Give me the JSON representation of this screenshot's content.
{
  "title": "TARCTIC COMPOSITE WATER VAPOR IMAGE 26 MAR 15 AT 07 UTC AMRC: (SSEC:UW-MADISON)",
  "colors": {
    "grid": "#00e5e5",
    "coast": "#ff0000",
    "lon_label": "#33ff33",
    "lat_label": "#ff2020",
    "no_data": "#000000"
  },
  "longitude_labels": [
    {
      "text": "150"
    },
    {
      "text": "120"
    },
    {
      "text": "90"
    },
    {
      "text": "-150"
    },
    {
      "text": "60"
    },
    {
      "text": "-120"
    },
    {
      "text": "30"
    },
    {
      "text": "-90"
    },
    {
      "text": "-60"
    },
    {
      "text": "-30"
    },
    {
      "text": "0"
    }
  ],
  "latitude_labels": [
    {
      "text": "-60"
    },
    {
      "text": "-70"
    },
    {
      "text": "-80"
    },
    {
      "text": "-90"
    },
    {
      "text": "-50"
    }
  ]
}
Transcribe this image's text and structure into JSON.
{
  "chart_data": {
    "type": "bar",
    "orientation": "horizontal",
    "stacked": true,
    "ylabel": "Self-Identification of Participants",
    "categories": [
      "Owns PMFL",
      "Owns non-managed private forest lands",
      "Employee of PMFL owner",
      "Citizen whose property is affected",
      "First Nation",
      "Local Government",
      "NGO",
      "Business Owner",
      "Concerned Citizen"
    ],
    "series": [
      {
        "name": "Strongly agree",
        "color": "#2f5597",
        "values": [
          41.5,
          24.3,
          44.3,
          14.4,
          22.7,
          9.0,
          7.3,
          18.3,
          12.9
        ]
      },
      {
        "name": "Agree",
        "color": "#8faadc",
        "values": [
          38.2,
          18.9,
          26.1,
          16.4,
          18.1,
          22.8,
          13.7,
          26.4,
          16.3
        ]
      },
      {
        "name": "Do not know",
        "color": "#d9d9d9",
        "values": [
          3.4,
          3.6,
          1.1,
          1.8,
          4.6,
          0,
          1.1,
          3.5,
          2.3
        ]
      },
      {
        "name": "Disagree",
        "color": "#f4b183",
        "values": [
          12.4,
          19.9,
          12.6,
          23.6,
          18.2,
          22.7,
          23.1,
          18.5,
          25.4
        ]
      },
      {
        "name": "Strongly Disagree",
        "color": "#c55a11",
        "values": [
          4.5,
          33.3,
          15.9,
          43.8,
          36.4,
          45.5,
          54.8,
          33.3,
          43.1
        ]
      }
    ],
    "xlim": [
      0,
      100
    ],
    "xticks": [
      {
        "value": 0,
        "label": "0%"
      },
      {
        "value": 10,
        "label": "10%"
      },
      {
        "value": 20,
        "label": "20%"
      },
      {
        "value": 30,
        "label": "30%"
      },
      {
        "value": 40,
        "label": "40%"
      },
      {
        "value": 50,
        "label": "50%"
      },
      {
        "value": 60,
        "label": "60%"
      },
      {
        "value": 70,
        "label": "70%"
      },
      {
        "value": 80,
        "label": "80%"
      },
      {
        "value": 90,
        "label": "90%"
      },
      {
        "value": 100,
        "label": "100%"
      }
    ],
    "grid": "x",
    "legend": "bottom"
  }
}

• _PROBLEM REQUIREMENTS_
Your task is to gather all lines from the entries above that hold the word "name".

• _EXERCISE OUTPUT_
        "name": "Strongly agree",
        "name": "Agree",
        "name": "Do not know",
        "name": "Disagree",
        "name": "Strongly Disagree",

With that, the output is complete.